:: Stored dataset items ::

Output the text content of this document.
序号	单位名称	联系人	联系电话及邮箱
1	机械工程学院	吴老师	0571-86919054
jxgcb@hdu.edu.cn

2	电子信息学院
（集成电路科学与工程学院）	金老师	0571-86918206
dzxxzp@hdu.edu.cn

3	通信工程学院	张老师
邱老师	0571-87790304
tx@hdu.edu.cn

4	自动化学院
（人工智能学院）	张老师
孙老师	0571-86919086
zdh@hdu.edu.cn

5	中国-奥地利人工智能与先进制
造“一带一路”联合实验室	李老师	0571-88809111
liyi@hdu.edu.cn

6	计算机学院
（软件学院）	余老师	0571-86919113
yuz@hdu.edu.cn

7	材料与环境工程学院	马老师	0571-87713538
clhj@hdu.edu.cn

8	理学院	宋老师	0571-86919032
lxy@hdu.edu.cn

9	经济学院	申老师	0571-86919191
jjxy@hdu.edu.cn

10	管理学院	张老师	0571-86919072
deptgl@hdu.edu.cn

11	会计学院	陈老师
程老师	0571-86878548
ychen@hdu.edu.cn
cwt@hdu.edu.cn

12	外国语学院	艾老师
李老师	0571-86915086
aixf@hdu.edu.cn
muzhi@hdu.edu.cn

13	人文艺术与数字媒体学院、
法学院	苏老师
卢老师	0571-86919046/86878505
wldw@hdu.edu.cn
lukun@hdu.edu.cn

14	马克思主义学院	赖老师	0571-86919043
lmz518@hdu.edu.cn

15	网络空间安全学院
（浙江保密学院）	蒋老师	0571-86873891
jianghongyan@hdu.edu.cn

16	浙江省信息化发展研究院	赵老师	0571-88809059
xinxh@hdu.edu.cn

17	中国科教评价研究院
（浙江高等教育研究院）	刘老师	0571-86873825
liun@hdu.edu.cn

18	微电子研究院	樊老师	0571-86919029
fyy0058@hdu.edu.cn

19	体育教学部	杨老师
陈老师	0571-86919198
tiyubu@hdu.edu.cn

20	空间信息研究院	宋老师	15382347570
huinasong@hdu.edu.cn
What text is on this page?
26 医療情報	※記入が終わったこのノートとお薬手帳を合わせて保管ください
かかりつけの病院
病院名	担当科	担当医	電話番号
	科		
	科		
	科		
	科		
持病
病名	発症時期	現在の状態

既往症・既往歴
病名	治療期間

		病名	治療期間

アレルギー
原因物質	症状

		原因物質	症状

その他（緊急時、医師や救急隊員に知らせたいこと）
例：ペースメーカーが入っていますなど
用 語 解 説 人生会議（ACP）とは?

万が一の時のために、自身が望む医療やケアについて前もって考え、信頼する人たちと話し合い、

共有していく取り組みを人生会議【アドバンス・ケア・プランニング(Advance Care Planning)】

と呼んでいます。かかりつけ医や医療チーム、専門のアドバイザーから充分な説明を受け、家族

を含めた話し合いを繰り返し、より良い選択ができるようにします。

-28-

:: What needs to be done ::
Going over the lines above, work out how many include "this", then give only that number.

:: Full output ::
2